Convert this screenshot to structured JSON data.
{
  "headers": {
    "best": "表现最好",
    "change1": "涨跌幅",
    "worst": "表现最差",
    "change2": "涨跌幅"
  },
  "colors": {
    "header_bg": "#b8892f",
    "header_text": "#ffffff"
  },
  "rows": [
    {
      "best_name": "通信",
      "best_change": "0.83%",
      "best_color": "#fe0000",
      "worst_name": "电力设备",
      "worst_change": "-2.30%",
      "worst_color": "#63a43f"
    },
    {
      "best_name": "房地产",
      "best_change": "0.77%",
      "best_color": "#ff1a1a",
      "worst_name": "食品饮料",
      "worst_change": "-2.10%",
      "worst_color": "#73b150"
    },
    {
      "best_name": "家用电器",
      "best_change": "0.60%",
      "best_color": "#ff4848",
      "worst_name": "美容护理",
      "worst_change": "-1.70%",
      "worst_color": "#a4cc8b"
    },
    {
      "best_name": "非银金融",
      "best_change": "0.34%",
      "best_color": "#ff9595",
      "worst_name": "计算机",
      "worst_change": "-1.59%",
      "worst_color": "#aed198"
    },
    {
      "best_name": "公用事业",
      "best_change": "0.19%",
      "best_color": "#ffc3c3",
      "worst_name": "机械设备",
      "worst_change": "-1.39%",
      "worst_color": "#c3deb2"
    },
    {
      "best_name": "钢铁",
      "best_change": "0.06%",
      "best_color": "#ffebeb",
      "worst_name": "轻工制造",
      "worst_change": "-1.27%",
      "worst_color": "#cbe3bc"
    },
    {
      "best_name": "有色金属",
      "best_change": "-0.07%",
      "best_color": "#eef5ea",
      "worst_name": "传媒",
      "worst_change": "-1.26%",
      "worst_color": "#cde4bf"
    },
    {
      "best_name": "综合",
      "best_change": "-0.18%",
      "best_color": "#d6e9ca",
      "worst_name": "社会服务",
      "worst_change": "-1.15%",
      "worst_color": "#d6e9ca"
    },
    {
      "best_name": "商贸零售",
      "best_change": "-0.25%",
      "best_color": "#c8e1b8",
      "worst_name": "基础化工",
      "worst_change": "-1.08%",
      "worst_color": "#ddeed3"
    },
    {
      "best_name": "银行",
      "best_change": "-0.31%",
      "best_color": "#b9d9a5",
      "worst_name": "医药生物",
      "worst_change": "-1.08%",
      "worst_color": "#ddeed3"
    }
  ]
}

*The problem*. Set every line of the listing down word for word.

*Task output*.
Convert this screenshot to structured JSON data.
{
  "headers": {
    "best": "表现最好",
    "change1": "涨跌幅",
    "worst": "表现最差",
    "change2": "涨跌幅"
  },
  "colors": {
    "header_bg": "#b8892f",
    "header_text": "#ffffff"
  },
  "rows": [
    {
      "best_name": "通信",
      "best_change": "0.83%",
      "best_color": "#fe0000",
      "worst_name": "电力设备",
      "worst_change": "-2.30%",
      "worst_color": "#63a43f"
    },
    {
      "best_name": "房地产",
      "best_change": "0.77%",
      "best_color": "#ff1a1a",
      "worst_name": "食品饮料",
      "worst_change": "-2.10%",
      "worst_color": "#73b150"
    },
    {
      "best_name": "家用电器",
      "best_change": "0.60%",
      "best_color": "#ff4848",
      "worst_name": "美容护理",
      "worst_change": "-1.70%",
      "worst_color": "#a4cc8b"
    },
    {
      "best_name": "非银金融",
      "best_change": "0.34%",
      "best_color": "#ff9595",
      "worst_name": "计算机",
      "worst_change": "-1.59%",
      "worst_color": "#aed198"
    },
    {
      "best_name": "公用事业",
      "best_change": "0.19%",
      "best_color": "#ffc3c3",
      "worst_name": "机械设备",
      "worst_change": "-1.39%",
      "worst_color": "#c3deb2"
    },
    {
      "best_name": "钢铁",
      "best_change": "0.06%",
      "best_color": "#ffebeb",
      "worst_name": "轻工制造",
      "worst_change": "-1.27%",
      "worst_color": "#cbe3bc"
    },
    {
      "best_name": "有色金属",
      "best_change": "-0.07%",
      "best_color": "#eef5ea",
      "worst_name": "传媒",
      "worst_change": "-1.26%",
      "worst_color": "#cde4bf"
    },
    {
      "best_name": "综合",
      "best_change": "-0.18%",
      "best_color": "#d6e9ca",
      "worst_name": "社会服务",
      "worst_change": "-1.15%",
      "worst_color": "#d6e9ca"
    },
    {
      "best_name": "商贸零售",
      "best_change": "-0.25%",
      "best_color": "#c8e1b8",
      "worst_name": "基础化工",
      "worst_change": "-1.08%",
      "worst_color": "#ddeed3"
    },
    {
      "best_name": "银行",
      "best_change": "-0.31%",
      "best_color": "#b9d9a5",
      "worst_name": "医药生物",
      "worst_change": "-1.08%",
      "worst_color": "#ddeed3"
    }
  ]
}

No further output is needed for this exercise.